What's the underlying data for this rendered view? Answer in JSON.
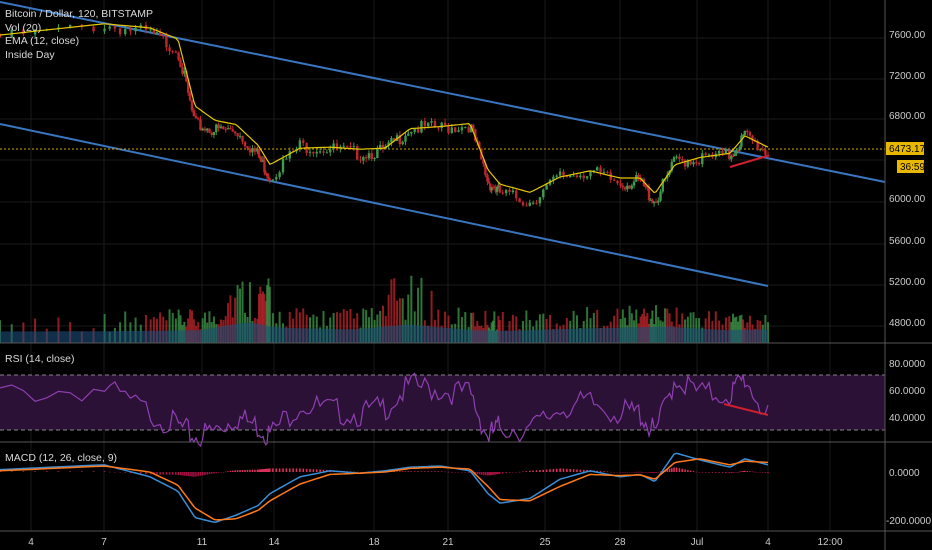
{
  "colors": {
    "background": "#000000",
    "up_candle": "#3f9a4c",
    "down_candle": "#c0262e",
    "ema_line": "#e6c800",
    "channel_line": "#3a76c0",
    "divergence_line": "#d0202e",
    "rsi_line": "#8e3fb0",
    "rsi_band": "#2b1136",
    "macd_line": "#3a8fd9",
    "signal_line": "#ff7a1a",
    "price_line": "#d4a300",
    "axis_text": "#cccccc",
    "grid": "#1a1a1a",
    "volume_area": "#1d4f78"
  },
  "price_pane": {
    "legend": [
      "Bitcoin / Dollar, 120, BITSTAMP",
      "Vol (20)",
      "EMA (12, close)",
      "Inside Day"
    ],
    "y_ticks": [
      "7600.00",
      "7200.00",
      "6800.00",
      "6400.00",
      "6000.00",
      "5600.00",
      "5200.00",
      "4800.00"
    ],
    "last_price": "6473.17",
    "timer": "36:59"
  },
  "rsi_pane": {
    "legend": "RSI (14, close)",
    "y_ticks": [
      "80.0000",
      "60.0000",
      "40.0000"
    ]
  },
  "macd_pane": {
    "legend": "MACD (12, 26, close, 9)",
    "y_ticks": [
      "0.0000",
      "-200.0000"
    ]
  },
  "x_ticks": [
    "4",
    "7",
    "11",
    "14",
    "18",
    "21",
    "25",
    "28",
    "Jul",
    "4",
    "12:00"
  ],
  "chart_data": [
    {
      "type": "line",
      "title": "Bitcoin / Dollar, 120, BITSTAMP",
      "x_ticks": [
        "4",
        "7",
        "11",
        "14",
        "18",
        "21",
        "25",
        "28",
        "Jul",
        "4",
        "12:00"
      ],
      "y_ticks": [
        7600,
        7200,
        6800,
        6400,
        6000,
        5600,
        5200,
        4800
      ],
      "ylim": [
        4600,
        7900
      ],
      "series": [
        {
          "name": "Bitcoin / Dollar",
          "x": [
            "4",
            "7",
            "9",
            "10",
            "11",
            "11.5",
            "12",
            "13",
            "14",
            "15",
            "16",
            "17",
            "18",
            "19",
            "20",
            "21",
            "22",
            "23",
            "24",
            "25",
            "26",
            "27",
            "28",
            "29",
            "30",
            "Jul",
            "Jul 2",
            "Jul 3",
            "Jul 4"
          ],
          "values": [
            7600,
            7720,
            7640,
            7480,
            6750,
            6700,
            6700,
            6450,
            6250,
            6550,
            6520,
            6470,
            6500,
            6720,
            6720,
            6750,
            6200,
            6090,
            6000,
            6250,
            6300,
            6180,
            6200,
            6000,
            6400,
            6420,
            6450,
            6650,
            6473
          ]
        },
        {
          "name": "EMA (12, close)",
          "x": [
            "4",
            "7",
            "9",
            "10",
            "11",
            "11.5",
            "12",
            "13",
            "14",
            "15",
            "16",
            "17",
            "18",
            "19",
            "20",
            "21",
            "22",
            "23",
            "24",
            "25",
            "26",
            "27",
            "28",
            "29",
            "30",
            "Jul",
            "Jul 2",
            "Jul 3",
            "Jul 4"
          ],
          "values": [
            7590,
            7700,
            7660,
            7550,
            6900,
            6760,
            6720,
            6520,
            6330,
            6490,
            6500,
            6480,
            6490,
            6680,
            6700,
            6730,
            6280,
            6140,
            6060,
            6210,
            6270,
            6200,
            6200,
            6050,
            6330,
            6400,
            6440,
            6610,
            6500
          ]
        }
      ],
      "annotations": [
        {
          "text": "6473.17"
        },
        {
          "text": "36:59"
        }
      ]
    },
    {
      "type": "bar",
      "title": "Vol (20)",
      "ylim": [
        0,
        1
      ],
      "values": [
        0.25,
        0.3,
        0.35,
        0.9,
        0.5,
        0.4,
        0.75,
        0.35,
        0.3,
        0.45,
        0.55,
        0.6,
        0.35,
        0.4
      ]
    },
    {
      "type": "line",
      "title": "RSI (14, close)",
      "y_ticks": [
        80,
        60,
        40
      ],
      "ylim": [
        25,
        85
      ],
      "series": [
        {
          "name": "RSI (14, close)",
          "x": [
            "4",
            "7",
            "9",
            "10",
            "11",
            "11.5",
            "12",
            "13",
            "14",
            "15",
            "16",
            "17",
            "18",
            "19",
            "20",
            "21",
            "22",
            "23",
            "24",
            "25",
            "26",
            "27",
            "28",
            "29",
            "30",
            "Jul",
            "Jul 2",
            "Jul 3",
            "Jul 4"
          ],
          "values": [
            62,
            66,
            48,
            38,
            30,
            35,
            45,
            38,
            32,
            55,
            50,
            47,
            52,
            68,
            65,
            62,
            30,
            38,
            35,
            52,
            55,
            48,
            48,
            32,
            74,
            62,
            62,
            74,
            44
          ]
        }
      ]
    },
    {
      "type": "line",
      "title": "MACD (12, 26, close, 9)",
      "y_ticks": [
        0,
        -200
      ],
      "ylim": [
        -240,
        100
      ],
      "series": [
        {
          "name": "MACD",
          "x": [
            "4",
            "7",
            "9",
            "10",
            "11",
            "11.5",
            "12",
            "13",
            "14",
            "15",
            "16",
            "17",
            "18",
            "19",
            "20",
            "21",
            "22",
            "23",
            "24",
            "25",
            "26",
            "27",
            "28",
            "29",
            "30",
            "Jul",
            "Jul 2",
            "Jul 3",
            "Jul 4"
          ],
          "values": [
            10,
            30,
            -20,
            -80,
            -190,
            -210,
            -180,
            -140,
            -90,
            -20,
            5,
            -5,
            5,
            20,
            25,
            5,
            -90,
            -130,
            -110,
            -30,
            5,
            -20,
            -10,
            -40,
            80,
            50,
            20,
            55,
            30
          ]
        },
        {
          "name": "Signal",
          "x": [
            "4",
            "7",
            "9",
            "10",
            "11",
            "11.5",
            "12",
            "13",
            "14",
            "15",
            "16",
            "17",
            "18",
            "19",
            "20",
            "21",
            "22",
            "23",
            "24",
            "25",
            "26",
            "27",
            "28",
            "29",
            "30",
            "Jul",
            "Jul 2",
            "Jul 3",
            "Jul 4"
          ],
          "values": [
            5,
            25,
            0,
            -55,
            -150,
            -200,
            -195,
            -160,
            -120,
            -50,
            -10,
            -5,
            0,
            15,
            20,
            12,
            -60,
            -115,
            -120,
            -60,
            -10,
            -15,
            -12,
            -30,
            40,
            55,
            30,
            45,
            40
          ]
        }
      ]
    }
  ]
}
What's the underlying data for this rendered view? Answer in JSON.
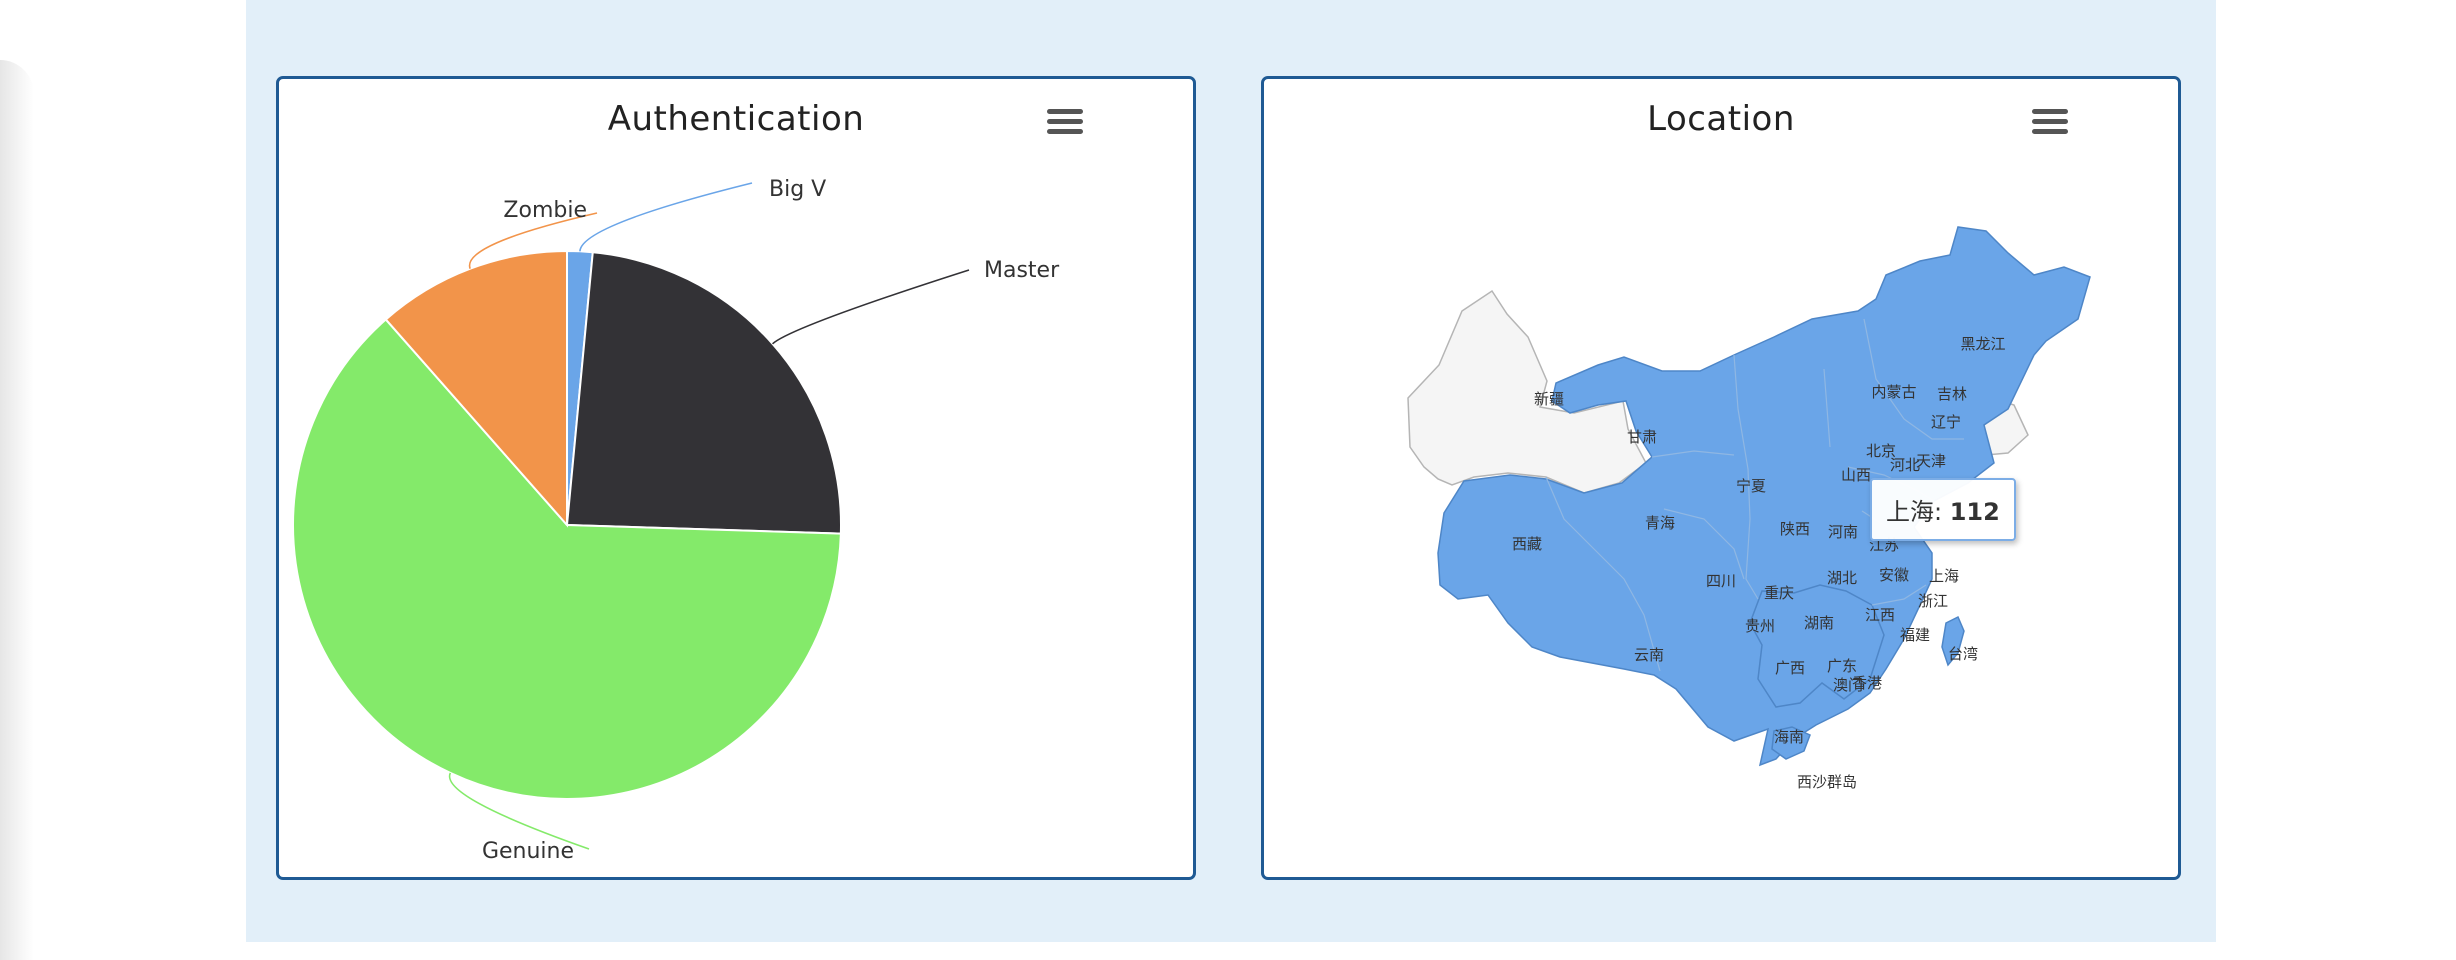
{
  "panels": {
    "authentication": {
      "title": "Authentication",
      "menu_icon": "hamburger-menu-icon"
    },
    "location": {
      "title": "Location",
      "menu_icon": "hamburger-menu-icon"
    }
  },
  "chart_data": [
    {
      "type": "pie",
      "title": "Authentication",
      "slices": [
        {
          "name": "Big V",
          "value": 1.5,
          "color": "#6aa5e8"
        },
        {
          "name": "Master",
          "value": 24.0,
          "color": "#333236"
        },
        {
          "name": "Genuine",
          "value": 63.0,
          "color": "#84ea6a"
        },
        {
          "name": "Zombie",
          "value": 11.5,
          "color": "#f2944a"
        }
      ]
    },
    {
      "type": "map",
      "title": "Location",
      "highlight_color": "#6aa5e8",
      "base_color": "#f5f5f5",
      "provinces": [
        {
          "name": "黑龙江",
          "highlighted": true
        },
        {
          "name": "吉林",
          "highlighted": false
        },
        {
          "name": "辽宁",
          "highlighted": true
        },
        {
          "name": "内蒙古",
          "highlighted": true
        },
        {
          "name": "新疆",
          "highlighted": false
        },
        {
          "name": "甘肃",
          "highlighted": true
        },
        {
          "name": "宁夏",
          "highlighted": true
        },
        {
          "name": "北京",
          "highlighted": true
        },
        {
          "name": "河北",
          "highlighted": true
        },
        {
          "name": "天津",
          "highlighted": true
        },
        {
          "name": "山西",
          "highlighted": false
        },
        {
          "name": "青海",
          "highlighted": false
        },
        {
          "name": "陕西",
          "highlighted": true
        },
        {
          "name": "河南",
          "highlighted": false
        },
        {
          "name": "江苏",
          "highlighted": true
        },
        {
          "name": "西藏",
          "highlighted": true
        },
        {
          "name": "安徽",
          "highlighted": true
        },
        {
          "name": "上海",
          "highlighted": true
        },
        {
          "name": "四川",
          "highlighted": true
        },
        {
          "name": "湖北",
          "highlighted": true
        },
        {
          "name": "重庆",
          "highlighted": true
        },
        {
          "name": "浙江",
          "highlighted": true
        },
        {
          "name": "江西",
          "highlighted": false
        },
        {
          "name": "贵州",
          "highlighted": false
        },
        {
          "name": "湖南",
          "highlighted": false
        },
        {
          "name": "福建",
          "highlighted": true
        },
        {
          "name": "云南",
          "highlighted": true
        },
        {
          "name": "台湾",
          "highlighted": true
        },
        {
          "name": "广西",
          "highlighted": false
        },
        {
          "name": "广东",
          "highlighted": true
        },
        {
          "name": "澳门",
          "highlighted": true
        },
        {
          "name": "香港",
          "highlighted": true
        },
        {
          "name": "海南",
          "highlighted": true
        },
        {
          "name": "西沙群岛",
          "highlighted": false
        }
      ],
      "tooltip": {
        "name": "上海",
        "value": "112"
      }
    }
  ]
}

# [The request]
Search the entries for the word "title" and pick out every line that holds it.

# [Solution to the exercise]
      "title": "Bitcoin / Dollar, 120, BITSTAMP",
      "title": "Vol (20)",
      "title": "RSI (14, close)",
      "title": "MACD (12, 26, close, 9)",
      "title": "Authentication",
      "title": "Location",
      "title": "Authentication",
      "title": "Location",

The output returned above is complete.